**Your instructions:** What follows are records. Restate all of them word for word.

**Excerpted data:**
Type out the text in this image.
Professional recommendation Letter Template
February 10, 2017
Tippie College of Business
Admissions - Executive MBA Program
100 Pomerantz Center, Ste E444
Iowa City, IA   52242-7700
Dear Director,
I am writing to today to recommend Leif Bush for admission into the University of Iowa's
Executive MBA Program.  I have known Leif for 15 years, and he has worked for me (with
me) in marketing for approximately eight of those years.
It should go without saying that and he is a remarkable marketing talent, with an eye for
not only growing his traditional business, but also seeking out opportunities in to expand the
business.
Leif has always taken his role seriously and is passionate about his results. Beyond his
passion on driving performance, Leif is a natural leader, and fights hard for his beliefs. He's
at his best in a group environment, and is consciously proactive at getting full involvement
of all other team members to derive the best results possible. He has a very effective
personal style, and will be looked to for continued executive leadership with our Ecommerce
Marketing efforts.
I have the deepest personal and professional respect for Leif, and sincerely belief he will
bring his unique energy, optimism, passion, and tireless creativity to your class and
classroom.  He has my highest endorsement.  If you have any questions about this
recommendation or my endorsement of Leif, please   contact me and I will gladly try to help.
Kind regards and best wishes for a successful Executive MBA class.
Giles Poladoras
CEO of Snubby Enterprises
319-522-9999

**Output for this task:**
Type out the text in this image.
Professional recommendation Letter Template
February 10, 2017
Tippie College of Business
Admissions - Executive MBA Program
100 Pomerantz Center, Ste E444
Iowa City, IA   52242-7700
Dear Director,
I am writing to today to recommend Leif Bush for admission into the University of Iowa's
Executive MBA Program.  I have known Leif for 15 years, and he has worked for me (with
me) in marketing for approximately eight of those years.
It should go without saying that and he is a remarkable marketing talent, with an eye for
not only growing his traditional business, but also seeking out opportunities in to expand the
business.
Leif has always taken his role seriously and is passionate about his results. Beyond his
passion on driving performance, Leif is a natural leader, and fights hard for his beliefs. He's
at his best in a group environment, and is consciously proactive at getting full involvement
of all other team members to derive the best results possible. He has a very effective
personal style, and will be looked to for continued executive leadership with our Ecommerce
Marketing efforts.
I have the deepest personal and professional respect for Leif, and sincerely belief he will
bring his unique energy, optimism, passion, and tireless creativity to your class and
classroom.  He has my highest endorsement.  If you have any questions about this
recommendation or my endorsement of Leif, please   contact me and I will gladly try to help.
Kind regards and best wishes for a successful Executive MBA class.
Giles Poladoras
CEO of Snubby Enterprises
319-522-9999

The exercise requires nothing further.